§ Task input

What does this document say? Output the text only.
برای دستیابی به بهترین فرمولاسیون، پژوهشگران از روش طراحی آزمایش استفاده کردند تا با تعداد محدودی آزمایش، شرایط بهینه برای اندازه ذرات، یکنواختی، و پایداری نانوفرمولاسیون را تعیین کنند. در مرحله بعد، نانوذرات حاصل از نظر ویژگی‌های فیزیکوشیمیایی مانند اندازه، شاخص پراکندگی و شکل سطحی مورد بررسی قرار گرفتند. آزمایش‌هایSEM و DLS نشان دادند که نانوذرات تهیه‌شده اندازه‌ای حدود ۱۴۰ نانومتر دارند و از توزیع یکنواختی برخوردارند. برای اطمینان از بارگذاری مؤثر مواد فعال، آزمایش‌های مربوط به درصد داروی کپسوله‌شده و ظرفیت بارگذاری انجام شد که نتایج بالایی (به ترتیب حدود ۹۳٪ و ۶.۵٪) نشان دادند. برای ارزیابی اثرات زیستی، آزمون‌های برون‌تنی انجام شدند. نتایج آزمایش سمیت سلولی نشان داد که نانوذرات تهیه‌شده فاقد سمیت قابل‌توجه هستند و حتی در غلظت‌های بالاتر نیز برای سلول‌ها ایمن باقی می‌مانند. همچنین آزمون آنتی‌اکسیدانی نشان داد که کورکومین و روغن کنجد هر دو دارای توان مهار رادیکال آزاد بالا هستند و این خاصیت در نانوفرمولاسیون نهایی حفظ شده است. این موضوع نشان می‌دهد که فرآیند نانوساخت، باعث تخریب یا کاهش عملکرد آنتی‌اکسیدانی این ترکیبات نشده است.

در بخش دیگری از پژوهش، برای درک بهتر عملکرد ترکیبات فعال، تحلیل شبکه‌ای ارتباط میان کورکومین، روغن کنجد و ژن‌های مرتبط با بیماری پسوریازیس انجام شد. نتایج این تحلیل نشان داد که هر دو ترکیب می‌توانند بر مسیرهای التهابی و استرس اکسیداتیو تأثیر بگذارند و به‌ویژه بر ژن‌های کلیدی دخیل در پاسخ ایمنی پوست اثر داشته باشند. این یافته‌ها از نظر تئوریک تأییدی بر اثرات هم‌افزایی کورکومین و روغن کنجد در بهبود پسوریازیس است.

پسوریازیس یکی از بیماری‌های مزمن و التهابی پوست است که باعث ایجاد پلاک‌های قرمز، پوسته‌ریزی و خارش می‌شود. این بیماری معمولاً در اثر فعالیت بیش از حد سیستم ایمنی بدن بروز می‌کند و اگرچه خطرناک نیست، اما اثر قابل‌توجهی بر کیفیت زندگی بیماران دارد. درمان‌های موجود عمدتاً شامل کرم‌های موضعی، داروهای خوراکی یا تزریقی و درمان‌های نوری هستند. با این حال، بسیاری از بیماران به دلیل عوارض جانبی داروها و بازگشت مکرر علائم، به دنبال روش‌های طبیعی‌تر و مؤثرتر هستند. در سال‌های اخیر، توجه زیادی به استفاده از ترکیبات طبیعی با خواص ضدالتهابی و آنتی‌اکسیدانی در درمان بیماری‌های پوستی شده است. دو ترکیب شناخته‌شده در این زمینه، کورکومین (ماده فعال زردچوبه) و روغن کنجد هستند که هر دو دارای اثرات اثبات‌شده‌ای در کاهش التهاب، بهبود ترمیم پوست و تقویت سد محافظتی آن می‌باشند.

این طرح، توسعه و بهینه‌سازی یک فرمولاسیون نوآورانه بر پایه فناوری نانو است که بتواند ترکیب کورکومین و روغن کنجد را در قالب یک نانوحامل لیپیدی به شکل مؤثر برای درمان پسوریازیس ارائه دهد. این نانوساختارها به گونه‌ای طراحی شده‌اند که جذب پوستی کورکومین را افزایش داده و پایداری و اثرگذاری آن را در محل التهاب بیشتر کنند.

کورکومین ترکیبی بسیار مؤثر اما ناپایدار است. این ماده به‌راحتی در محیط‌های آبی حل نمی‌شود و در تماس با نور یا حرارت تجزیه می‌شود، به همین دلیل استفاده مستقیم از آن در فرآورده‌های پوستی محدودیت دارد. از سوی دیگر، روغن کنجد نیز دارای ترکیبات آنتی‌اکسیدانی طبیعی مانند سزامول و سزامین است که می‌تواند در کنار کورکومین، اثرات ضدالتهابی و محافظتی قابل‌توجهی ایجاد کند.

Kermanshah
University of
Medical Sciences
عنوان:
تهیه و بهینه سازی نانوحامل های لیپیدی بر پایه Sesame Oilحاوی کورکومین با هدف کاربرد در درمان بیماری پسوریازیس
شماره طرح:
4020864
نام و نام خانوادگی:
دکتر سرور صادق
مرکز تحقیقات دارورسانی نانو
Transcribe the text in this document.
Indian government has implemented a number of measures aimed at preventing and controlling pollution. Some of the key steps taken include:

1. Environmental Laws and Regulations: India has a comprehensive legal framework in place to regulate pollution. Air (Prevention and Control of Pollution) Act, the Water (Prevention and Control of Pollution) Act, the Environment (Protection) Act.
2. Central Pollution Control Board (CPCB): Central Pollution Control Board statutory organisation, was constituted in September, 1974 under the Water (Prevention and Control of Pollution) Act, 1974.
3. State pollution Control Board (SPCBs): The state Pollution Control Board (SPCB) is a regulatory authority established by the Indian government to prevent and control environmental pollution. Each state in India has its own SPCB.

§ Work instructions
Transcribe exactly, and only, the lines from the one bearing "Transcribe the text in this document." through the last line of the entries, counting both.

§ Answer below
Transcribe the text in this document.
Indian government has implemented a number of measures aimed at preventing and controlling pollution. Some of the key steps taken include:

1. Environmental Laws and Regulations: India has a comprehensive legal framework in place to regulate pollution. Air (Prevention and Control of Pollution) Act, the Water (Prevention and Control of Pollution) Act, the Environment (Protection) Act.
2. Central Pollution Control Board (CPCB): Central Pollution Control Board statutory organisation, was constituted in September, 1974 under the Water (Prevention and Control of Pollution) Act, 1974.
3. State pollution Control Board (SPCBs): The state Pollution Control Board (SPCB) is a regulatory authority established by the Indian government to prevent and control environmental pollution. Each state in India has its own SPCB.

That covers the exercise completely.